┌─ Entries provided
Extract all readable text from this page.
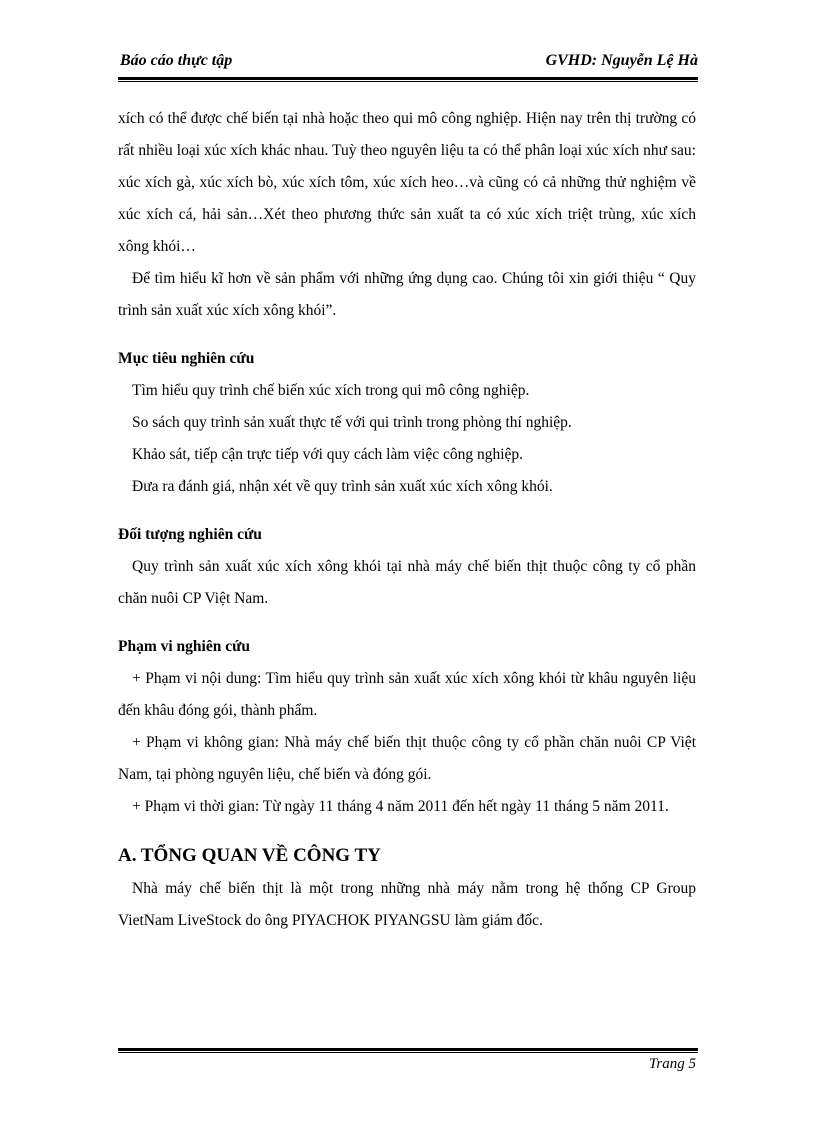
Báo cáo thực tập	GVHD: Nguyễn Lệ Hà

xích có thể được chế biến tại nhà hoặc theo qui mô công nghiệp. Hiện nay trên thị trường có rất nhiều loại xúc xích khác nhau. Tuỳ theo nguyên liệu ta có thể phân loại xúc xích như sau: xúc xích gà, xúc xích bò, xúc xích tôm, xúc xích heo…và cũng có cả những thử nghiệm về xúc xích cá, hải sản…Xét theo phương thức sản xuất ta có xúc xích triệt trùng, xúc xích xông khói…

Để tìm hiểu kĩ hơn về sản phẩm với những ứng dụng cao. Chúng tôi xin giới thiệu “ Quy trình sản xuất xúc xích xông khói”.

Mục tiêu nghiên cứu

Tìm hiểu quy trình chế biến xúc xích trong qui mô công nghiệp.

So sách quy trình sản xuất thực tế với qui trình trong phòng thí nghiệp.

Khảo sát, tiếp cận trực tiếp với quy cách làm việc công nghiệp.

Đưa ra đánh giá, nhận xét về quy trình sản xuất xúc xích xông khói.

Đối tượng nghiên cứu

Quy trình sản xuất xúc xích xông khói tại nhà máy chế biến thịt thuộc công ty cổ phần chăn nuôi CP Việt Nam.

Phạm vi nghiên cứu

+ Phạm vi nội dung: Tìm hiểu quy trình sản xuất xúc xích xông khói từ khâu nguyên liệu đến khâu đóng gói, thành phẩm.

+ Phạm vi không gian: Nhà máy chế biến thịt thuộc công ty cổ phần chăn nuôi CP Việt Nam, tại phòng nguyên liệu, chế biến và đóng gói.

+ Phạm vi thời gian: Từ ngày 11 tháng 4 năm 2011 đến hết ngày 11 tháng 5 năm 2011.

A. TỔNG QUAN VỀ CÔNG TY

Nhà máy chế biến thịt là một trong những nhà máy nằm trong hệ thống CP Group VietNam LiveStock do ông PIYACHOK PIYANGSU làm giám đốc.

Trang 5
└─
┌─ Entries provided
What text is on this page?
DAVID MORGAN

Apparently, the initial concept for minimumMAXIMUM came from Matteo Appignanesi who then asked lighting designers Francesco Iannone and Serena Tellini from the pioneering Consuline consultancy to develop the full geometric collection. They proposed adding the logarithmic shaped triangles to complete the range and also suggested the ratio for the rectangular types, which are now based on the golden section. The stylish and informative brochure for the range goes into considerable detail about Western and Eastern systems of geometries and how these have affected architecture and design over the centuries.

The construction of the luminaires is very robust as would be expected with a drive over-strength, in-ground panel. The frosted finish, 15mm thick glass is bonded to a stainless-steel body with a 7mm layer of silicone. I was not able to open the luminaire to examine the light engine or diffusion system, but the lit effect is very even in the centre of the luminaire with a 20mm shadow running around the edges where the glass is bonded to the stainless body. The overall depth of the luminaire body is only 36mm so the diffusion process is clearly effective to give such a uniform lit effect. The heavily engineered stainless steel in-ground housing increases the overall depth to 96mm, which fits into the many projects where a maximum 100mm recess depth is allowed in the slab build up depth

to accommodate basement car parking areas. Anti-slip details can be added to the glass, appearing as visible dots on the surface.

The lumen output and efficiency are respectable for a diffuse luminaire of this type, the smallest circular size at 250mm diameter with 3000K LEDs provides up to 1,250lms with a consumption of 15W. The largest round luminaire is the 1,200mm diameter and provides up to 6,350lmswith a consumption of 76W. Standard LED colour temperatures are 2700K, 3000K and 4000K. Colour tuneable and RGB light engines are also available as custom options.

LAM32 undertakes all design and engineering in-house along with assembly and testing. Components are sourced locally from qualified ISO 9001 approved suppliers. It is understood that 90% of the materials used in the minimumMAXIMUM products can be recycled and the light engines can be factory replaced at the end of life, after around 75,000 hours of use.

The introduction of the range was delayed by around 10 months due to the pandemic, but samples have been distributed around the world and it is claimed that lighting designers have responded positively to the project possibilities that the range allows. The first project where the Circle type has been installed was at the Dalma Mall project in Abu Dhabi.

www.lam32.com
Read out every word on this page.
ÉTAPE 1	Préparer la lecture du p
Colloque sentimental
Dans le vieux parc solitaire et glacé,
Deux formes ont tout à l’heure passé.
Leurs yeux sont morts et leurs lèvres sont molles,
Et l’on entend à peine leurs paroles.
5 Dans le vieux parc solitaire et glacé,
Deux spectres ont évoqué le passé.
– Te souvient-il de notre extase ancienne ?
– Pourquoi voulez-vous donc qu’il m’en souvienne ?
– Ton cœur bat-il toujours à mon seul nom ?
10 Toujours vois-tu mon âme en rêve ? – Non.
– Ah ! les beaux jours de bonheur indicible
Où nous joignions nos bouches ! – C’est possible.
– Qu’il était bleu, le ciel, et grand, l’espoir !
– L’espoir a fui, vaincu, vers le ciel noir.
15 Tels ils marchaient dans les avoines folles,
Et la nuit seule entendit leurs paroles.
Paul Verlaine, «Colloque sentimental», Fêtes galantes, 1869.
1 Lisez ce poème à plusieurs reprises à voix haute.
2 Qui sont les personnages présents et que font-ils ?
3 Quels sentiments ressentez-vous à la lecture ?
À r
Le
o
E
└─
From the listing, copy every line where the string "espoir" appears.

*The response*:
– Qu’il était bleu, le ciel, et grand, l’espoir !
– L’espoir a fui, vaincu, vers le ciel noir.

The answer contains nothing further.